STATED GOAL: Omit every picture and write out the rest of the records exactly.

═══ SUPPLIED MATERIAL

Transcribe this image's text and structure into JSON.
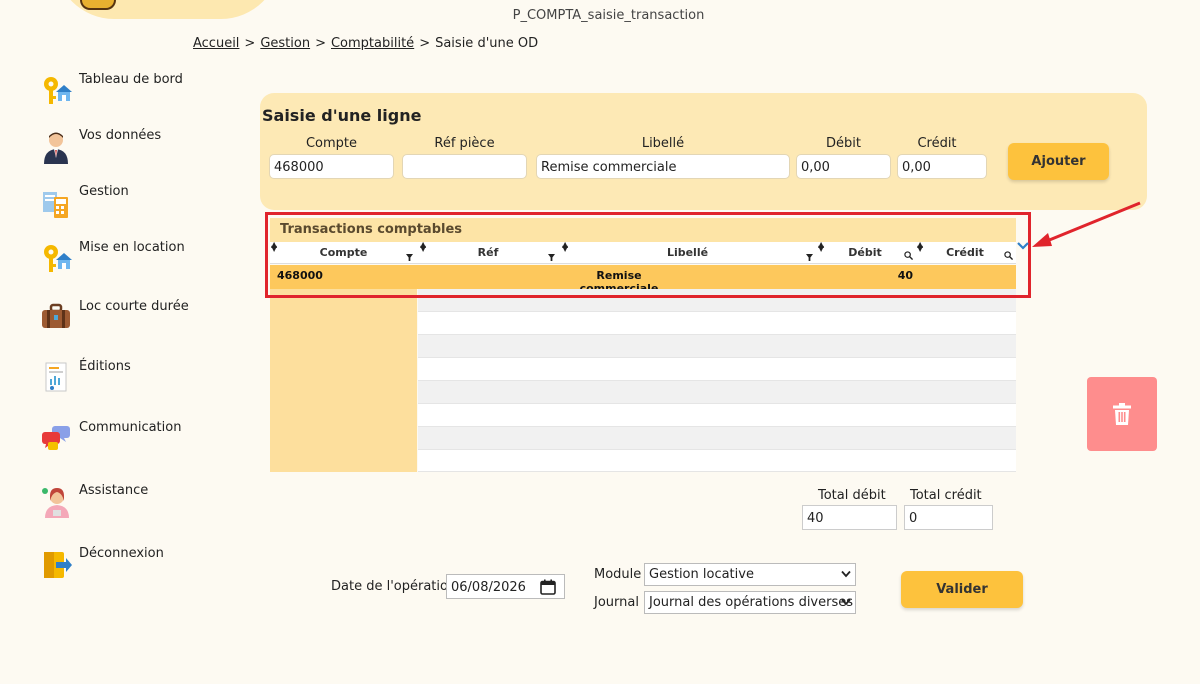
{
  "page": {
    "ref": "P_COMPTA_saisie_transaction"
  },
  "breadcrumb": {
    "items": [
      "Accueil",
      "Gestion",
      "Comptabilité"
    ],
    "current": "Saisie d'une OD",
    "separator": ">"
  },
  "sidebar": {
    "items": [
      {
        "label": "Tableau de bord",
        "icon": "key-house-icon"
      },
      {
        "label": "Vos données",
        "icon": "user-icon"
      },
      {
        "label": "Gestion",
        "icon": "calculator-documents-icon"
      },
      {
        "label": "Mise en location",
        "icon": "key-house-icon"
      },
      {
        "label": "Loc courte durée",
        "icon": "suitcase-icon"
      },
      {
        "label": "Éditions",
        "icon": "report-icon"
      },
      {
        "label": "Communication",
        "icon": "chat-bubbles-icon"
      },
      {
        "label": "Assistance",
        "icon": "headset-agent-icon"
      },
      {
        "label": "Déconnexion",
        "icon": "logout-icon"
      }
    ]
  },
  "entry": {
    "title": "Saisie d'une ligne",
    "labels": {
      "compte": "Compte",
      "ref": "Réf pièce",
      "libelle": "Libellé",
      "debit": "Débit",
      "credit": "Crédit"
    },
    "values": {
      "compte": "468000",
      "ref": "",
      "libelle": "Remise commerciale",
      "debit": "0,00",
      "credit": "0,00"
    },
    "add_label": "Ajouter"
  },
  "grid": {
    "title": "Transactions comptables",
    "columns": [
      "Compte",
      "Réf",
      "Libellé",
      "Débit",
      "Crédit"
    ],
    "rows": [
      {
        "compte": "468000",
        "ref": "",
        "libelle": "Remise commerciale",
        "debit": "40",
        "credit": ""
      }
    ]
  },
  "totals": {
    "debit_label": "Total débit",
    "credit_label": "Total crédit",
    "debit_value": "40",
    "credit_value": "0"
  },
  "operation": {
    "date_label": "Date de l'opération",
    "date_value": "06/08/2026",
    "module_label": "Module",
    "module_value": "Gestion locative",
    "journal_label": "Journal",
    "journal_value": "Journal des opérations diverses",
    "validate_label": "Valider"
  },
  "colors": {
    "background": "#fdfaf2",
    "panel": "#fde9b5",
    "button": "#fdc23d",
    "selected_row": "#fdc85c",
    "highlight_frame": "#e0242c",
    "delete_button": "#fe8d8d"
  }
}
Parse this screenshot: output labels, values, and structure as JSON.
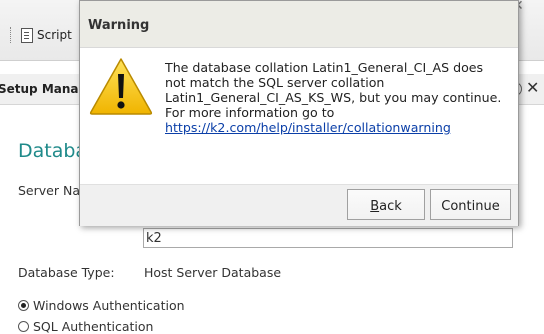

══════

EXERCISE RESULT:
Transcribe this image's text and structure into JSON.
{
  "page": {
    "ref": "P_COMPTA_saisie_transaction"
  },
  "breadcrumb": {
    "items": [
      "Accueil",
      "Gestion",
      "Comptabilité"
    ],
    "current": "Saisie d'une OD",
    "separator": ">"
  },
  "sidebar": {
    "items": [
      {
        "label": "Tableau de bord",
        "icon": "key-house-icon"
      },
      {
        "label": "Vos données",
        "icon": "user-icon"
      },
      {
        "label": "Gestion",
        "icon": "calculator-documents-icon"
      },
      {
        "label": "Mise en location",
        "icon": "key-house-icon"
      },
      {
        "label": "Loc courte durée",
        "icon": "suitcase-icon"
      },
      {
        "label": "Éditions",
        "icon": "report-icon"
      },
      {
        "label": "Communication",
        "icon": "chat-bubbles-icon"
      },
      {
        "label": "Assistance",
        "icon": "headset-agent-icon"
      },
      {
        "label": "Déconnexion",
        "icon": "logout-icon"
      }
    ]
  },
  "entry": {
    "title": "Saisie d'une ligne",
    "labels": {
      "compte": "Compte",
      "ref": "Réf pièce",
      "libelle": "Libellé",
      "debit": "Débit",
      "credit": "Crédit"
    },
    "values": {
      "compte": "468000",
      "ref": "",
      "libelle": "Remise commerciale",
      "debit": "0,00",
      "credit": "0,00"
    },
    "add_label": "Ajouter"
  },
  "grid": {
    "title": "Transactions comptables",
    "columns": [
      "Compte",
      "Réf",
      "Libellé",
      "Débit",
      "Crédit"
    ],
    "rows": [
      {
        "compte": "468000",
        "ref": "",
        "libelle": "Remise commerciale",
        "debit": "40",
        "credit": ""
      }
    ]
  },
  "totals": {
    "debit_label": "Total débit",
    "credit_label": "Total crédit",
    "debit_value": "40",
    "credit_value": "0"
  },
  "operation": {
    "date_label": "Date de l'opération",
    "date_value": "06/08/2026",
    "module_label": "Module",
    "module_value": "Gestion locative",
    "journal_label": "Journal",
    "journal_value": "Journal des opérations diverses",
    "validate_label": "Valider"
  },
  "colors": {
    "background": "#fdfaf2",
    "panel": "#fde9b5",
    "button": "#fdc23d",
    "selected_row": "#fdc85c",
    "highlight_frame": "#e0242c",
    "delete_button": "#fe8d8d"
  }
}
Parse this screenshot: output labels, values, and structure as JSON.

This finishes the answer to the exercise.